Excerpted passage>
* Start *

CREATE TABLE dbo.Cyrilic
(
sn INT,
Letter NVARCHAR(2)
)
GO

INSERT INTO Cyrilic
(sn, Letter)
VALUES
(1,N'а'),
(2,N'б'),
(3,N'в'),
(4,N'г'),
(5,N'д'),
(6,N'ђ'),
(7,N'е'),
(8,N'ж'),
(9,N'з'),
(10,N'и'),
(11,N'ј'),
(12,N'к'),
(13,N'л'),
(14,N'љ'),
(15,N'м'),
(16,N'н'),
(17,N'њ'),
(18,N'о'),
(19,N'п'),
(20,N'р'),
(21,N'с'),
(22,N'т'),
(23,N'ћ'),
(24,N'у'),
(25,N'ф'),
(26,N'х'),
(27,N'ц'),
(28,N'ч'),
(29,N'џ'),
(30,N'ш')

CREATE TABLE dbo.Latin
(
sn INT,
Letter NVARCHAR(2)
)
GO

INSERT INTO Latin
(sn, Letter)
VALUES
(1,N'a'),
(2,N'b'),
(3,N'v'),
(4,N'g'),
(5,N'd'),
(6,N'dj'),
(7,N'е'),
(8,N'ž'),
(9,N'z'),
(10,N'i'),
(11,N'j'),
(12,N'k'),
(13,N'l'),
(14,N'lj'),
(15,N'm'),
(16,N'n'),
(17,N'nj'),
(18,N'o'),
(19,N'p'),
(20,N'r'),
(21,N's'),
(22,N't'),
(23,N'ć'),
(24,N'u'),
(25,N'f'),
(26,N'h'),
(27,N'c'),
(28,N'č'),
(29,N'dž'),
(30,N'š')

* End *

Given data>

* Start *

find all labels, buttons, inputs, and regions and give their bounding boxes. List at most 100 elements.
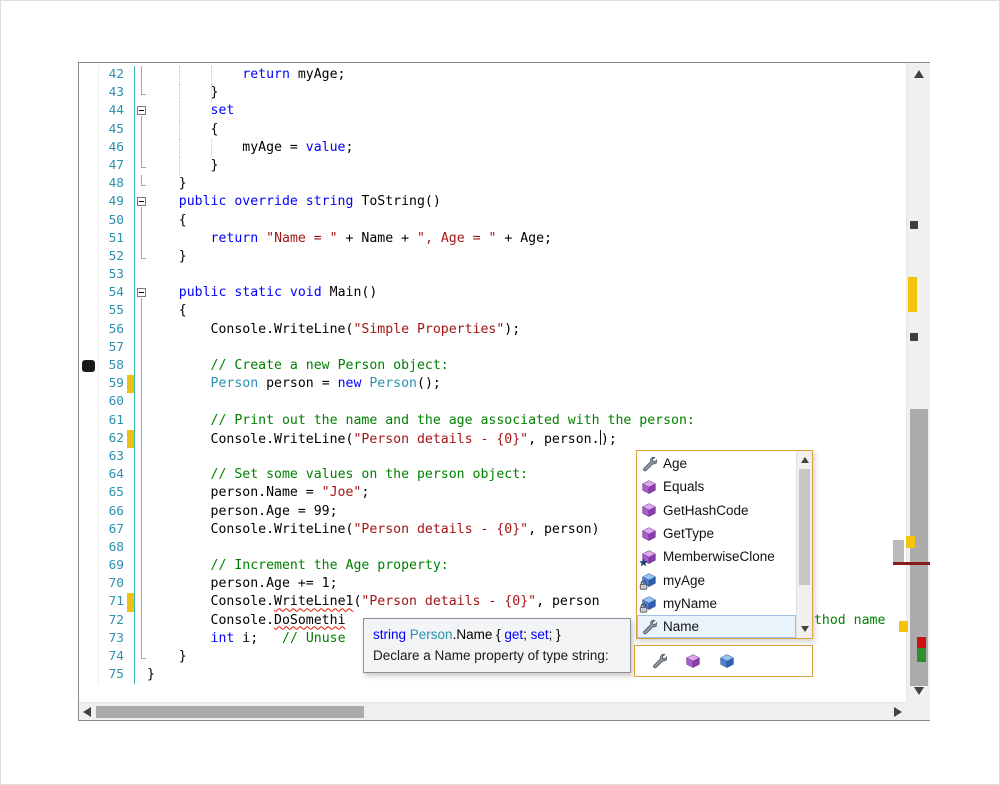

* End *

Problems>
A) Restate the block of the Cyrillic and Latin letter script that begins "CREATE TABLE dbo.Cyrilic" as a short list giving the table name and each column with its type.
B) Write the next part of the SQL script for the Cyrillic and Latin letter tables, picking up right after its last line.

Task-by-task outputs>
A)
- Table: dbo.Cyrilic
- Column sn: INT
- Column Letter: NVARCHAR(2)

B)
GO

/* CREATE FUNCTION TO CONVERT STRING WITH PARAMETER TO PASS */

CREATE FUNCTION ConvertToLatin (@string NVARCHAR(MAX))  
RETURNS NVARCHAR(MAX) AS  
BEGIN  
    DECLARE @i int  
    DECLARE @character NVARCHAR(1)
    DECLARE @characterForCheck NVARCHAR(1)
    DECLARE @dest NVARCHAR(1000)  
    DECLARE @characterExists BIT
    SET @dest = ''

    SET @i = 1;  
    DECLARE @src NVARCHAR(MAX) = (SELECT N''+@string)
    WHILE (@i <= LEN(@src))  
    BEGIN  
    SET @character = SUBSTRING(@src, @i, 1)  
    SET @characterForCheck = LOWER(@character)
    DECLARE @isLowoer BIT 
    SET @isLowoer = (SELECT CASE WHEN N'' + UNICODE(@character) LIKE N'' + UNICODE(LOWER(@character))  THEN 1 ELSE 0 END)

    SET @characterExists = (SELECT COUNT(*) FROM Cyrilic c WHERE c.Letter LIKE N''+@characterForCheck)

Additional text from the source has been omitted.